Problem requirements
Pictures aside, write out every record exactly as it appears.

# Material to process start

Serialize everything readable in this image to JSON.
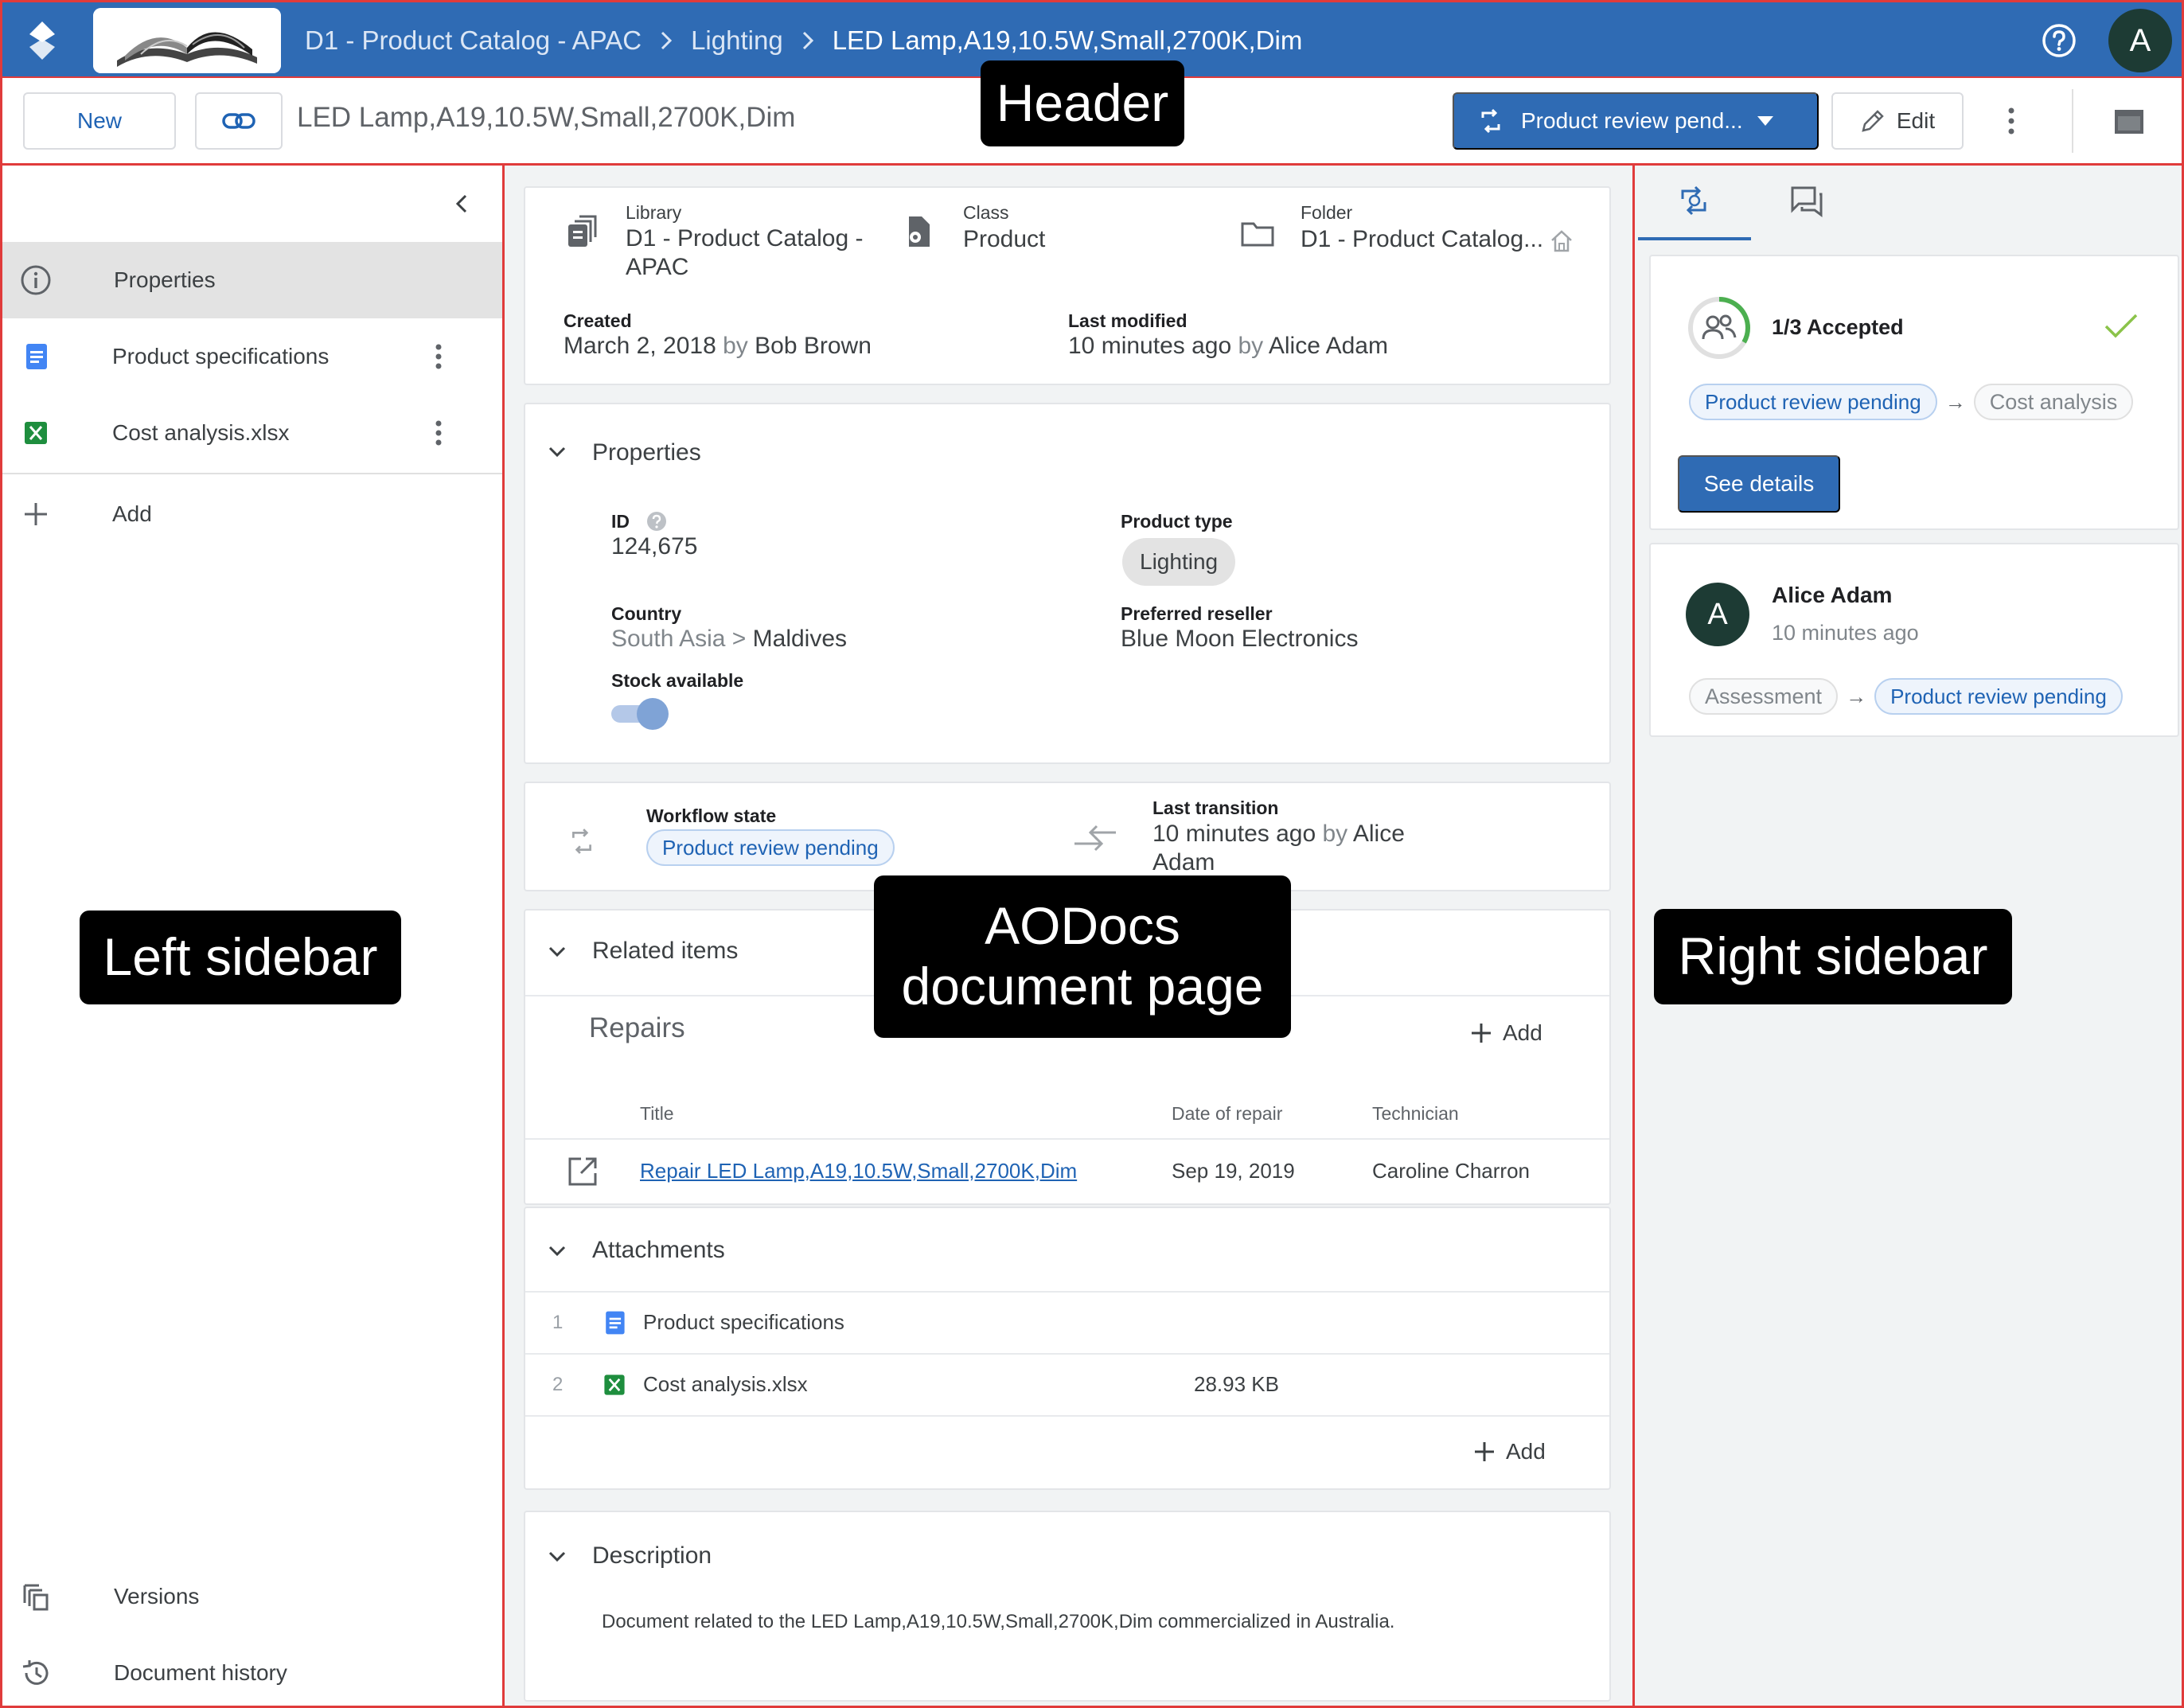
{
  "topbar": {
    "breadcrumbs": [
      "D1 - Product Catalog - APAC",
      "Lighting",
      "LED Lamp,A19,10.5W,Small,2700K,Dim"
    ],
    "avatar_initial": "A"
  },
  "actionbar": {
    "new_label": "New",
    "document_title": "LED Lamp,A19,10.5W,Small,2700K,Dim",
    "workflow_label": "Product review pend...",
    "edit_label": "Edit"
  },
  "sidebar": {
    "items": [
      {
        "label": "Properties",
        "icon": "info-icon"
      },
      {
        "label": "Product specifications",
        "icon": "google-doc-icon"
      },
      {
        "label": "Cost analysis.xlsx",
        "icon": "excel-icon"
      },
      {
        "label": "Add",
        "icon": "plus-icon"
      }
    ],
    "bottom_items": [
      {
        "label": "Versions",
        "icon": "versions-icon"
      },
      {
        "label": "Document history",
        "icon": "history-icon"
      }
    ]
  },
  "info": {
    "library_label": "Library",
    "library_value": "D1 - Product Catalog - APAC",
    "library_value_line1": "D1 - Product Catalog -",
    "library_value_line2": "APAC",
    "class_label": "Class",
    "class_value": "Product",
    "folder_label": "Folder",
    "folder_value": "D1 - Product Catalog...",
    "created_label": "Created",
    "created_date": "March 2, 2018",
    "created_by_word": "by",
    "created_by": "Bob Brown",
    "modified_label": "Last modified",
    "modified_date": "10 minutes ago",
    "modified_by_word": "by",
    "modified_by": "Alice Adam"
  },
  "properties": {
    "title": "Properties",
    "id_label": "ID",
    "id_value": "124,675",
    "product_type_label": "Product type",
    "product_type_value": "Lighting",
    "country_label": "Country",
    "country_region": "South Asia",
    "country_sep": ">",
    "country_value": "Maldives",
    "reseller_label": "Preferred reseller",
    "reseller_value": "Blue Moon Electronics",
    "stock_label": "Stock available",
    "stock_on": true
  },
  "workflow": {
    "state_label": "Workflow state",
    "state_value": "Product review pending",
    "transition_label": "Last transition",
    "transition_time": "10 minutes ago",
    "transition_by_word": "by",
    "transition_by_line1": "Alice",
    "transition_by_line2": "Adam"
  },
  "related": {
    "title": "Related items",
    "subtitle": "Repairs",
    "add_label": "Add",
    "columns": [
      "Title",
      "Date of repair",
      "Technician"
    ],
    "rows": [
      {
        "title": "Repair LED Lamp,A19,10.5W,Small,2700K,Dim",
        "date": "Sep 19, 2019",
        "technician": "Caroline Charron"
      }
    ]
  },
  "attachments": {
    "title": "Attachments",
    "add_label": "Add",
    "rows": [
      {
        "num": "1",
        "name": "Product specifications",
        "size": "",
        "icon": "google-doc-icon"
      },
      {
        "num": "2",
        "name": "Cost analysis.xlsx",
        "size": "28.93 KB",
        "icon": "excel-icon"
      }
    ]
  },
  "description": {
    "title": "Description",
    "text": "Document related to the LED Lamp,A19,10.5W,Small,2700K,Dim commercialized in Australia."
  },
  "right": {
    "approval": {
      "status": "1/3 Accepted",
      "progress_fraction": 0.333,
      "from_state": "Product review pending",
      "arrow": "→",
      "to_state": "Cost analysis",
      "button_label": "See details"
    },
    "history": {
      "avatar_initial": "A",
      "user": "Alice Adam",
      "time": "10 minutes ago",
      "from_state": "Assessment",
      "arrow": "→",
      "to_state": "Product review pending"
    }
  },
  "overlays": {
    "header": "Header",
    "left_sidebar": "Left sidebar",
    "document_page_line1": "AODocs",
    "document_page_line2": "document page",
    "right_sidebar": "Right sidebar"
  },
  "colors": {
    "brand_blue": "#2f6bb4",
    "annotation_red": "#e03b3b",
    "excel_green": "#1e8e3e",
    "doc_blue": "#4285f4"
  }
}
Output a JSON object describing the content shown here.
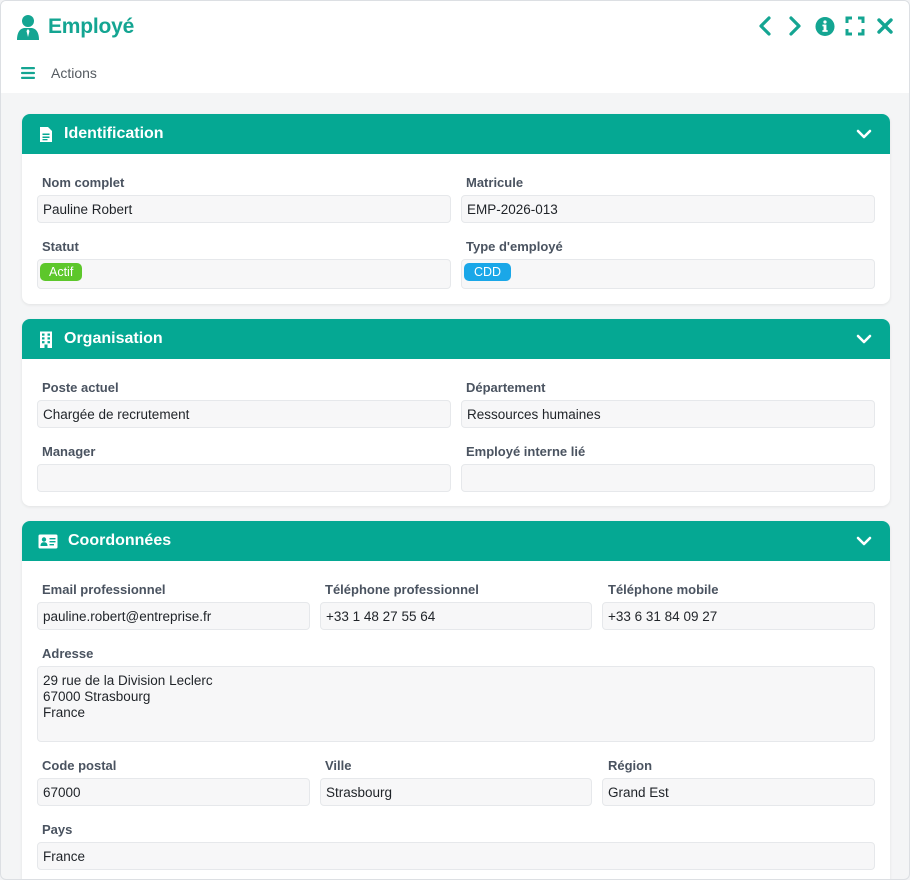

# Material to process end

Solution for this exercise
Serialize everything readable in this image to JSON.
{
  "topbar": {
    "breadcrumbs": [
      "D1 - Product Catalog - APAC",
      "Lighting",
      "LED Lamp,A19,10.5W,Small,2700K,Dim"
    ],
    "avatar_initial": "A"
  },
  "actionbar": {
    "new_label": "New",
    "document_title": "LED Lamp,A19,10.5W,Small,2700K,Dim",
    "workflow_label": "Product review pend...",
    "edit_label": "Edit"
  },
  "sidebar": {
    "items": [
      {
        "label": "Properties",
        "icon": "info-icon"
      },
      {
        "label": "Product specifications",
        "icon": "google-doc-icon"
      },
      {
        "label": "Cost analysis.xlsx",
        "icon": "excel-icon"
      },
      {
        "label": "Add",
        "icon": "plus-icon"
      }
    ],
    "bottom_items": [
      {
        "label": "Versions",
        "icon": "versions-icon"
      },
      {
        "label": "Document history",
        "icon": "history-icon"
      }
    ]
  },
  "info": {
    "library_label": "Library",
    "library_value": "D1 - Product Catalog - APAC",
    "library_value_line1": "D1 - Product Catalog -",
    "library_value_line2": "APAC",
    "class_label": "Class",
    "class_value": "Product",
    "folder_label": "Folder",
    "folder_value": "D1 - Product Catalog...",
    "created_label": "Created",
    "created_date": "March 2, 2018",
    "created_by_word": "by",
    "created_by": "Bob Brown",
    "modified_label": "Last modified",
    "modified_date": "10 minutes ago",
    "modified_by_word": "by",
    "modified_by": "Alice Adam"
  },
  "properties": {
    "title": "Properties",
    "id_label": "ID",
    "id_value": "124,675",
    "product_type_label": "Product type",
    "product_type_value": "Lighting",
    "country_label": "Country",
    "country_region": "South Asia",
    "country_sep": ">",
    "country_value": "Maldives",
    "reseller_label": "Preferred reseller",
    "reseller_value": "Blue Moon Electronics",
    "stock_label": "Stock available",
    "stock_on": true
  },
  "workflow": {
    "state_label": "Workflow state",
    "state_value": "Product review pending",
    "transition_label": "Last transition",
    "transition_time": "10 minutes ago",
    "transition_by_word": "by",
    "transition_by_line1": "Alice",
    "transition_by_line2": "Adam"
  },
  "related": {
    "title": "Related items",
    "subtitle": "Repairs",
    "add_label": "Add",
    "columns": [
      "Title",
      "Date of repair",
      "Technician"
    ],
    "rows": [
      {
        "title": "Repair LED Lamp,A19,10.5W,Small,2700K,Dim",
        "date": "Sep 19, 2019",
        "technician": "Caroline Charron"
      }
    ]
  },
  "attachments": {
    "title": "Attachments",
    "add_label": "Add",
    "rows": [
      {
        "num": "1",
        "name": "Product specifications",
        "size": "",
        "icon": "google-doc-icon"
      },
      {
        "num": "2",
        "name": "Cost analysis.xlsx",
        "size": "28.93 KB",
        "icon": "excel-icon"
      }
    ]
  },
  "description": {
    "title": "Description",
    "text": "Document related to the LED Lamp,A19,10.5W,Small,2700K,Dim commercialized in Australia."
  },
  "right": {
    "approval": {
      "status": "1/3 Accepted",
      "progress_fraction": 0.333,
      "from_state": "Product review pending",
      "arrow": "→",
      "to_state": "Cost analysis",
      "button_label": "See details"
    },
    "history": {
      "avatar_initial": "A",
      "user": "Alice Adam",
      "time": "10 minutes ago",
      "from_state": "Assessment",
      "arrow": "→",
      "to_state": "Product review pending"
    }
  },
  "overlays": {
    "header": "Header",
    "left_sidebar": "Left sidebar",
    "document_page_line1": "AODocs",
    "document_page_line2": "document page",
    "right_sidebar": "Right sidebar"
  },
  "colors": {
    "brand_blue": "#2f6bb4",
    "annotation_red": "#e03b3b",
    "excel_green": "#1e8e3e",
    "doc_blue": "#4285f4"
  }
}
Output a JSON object describing the content shown here.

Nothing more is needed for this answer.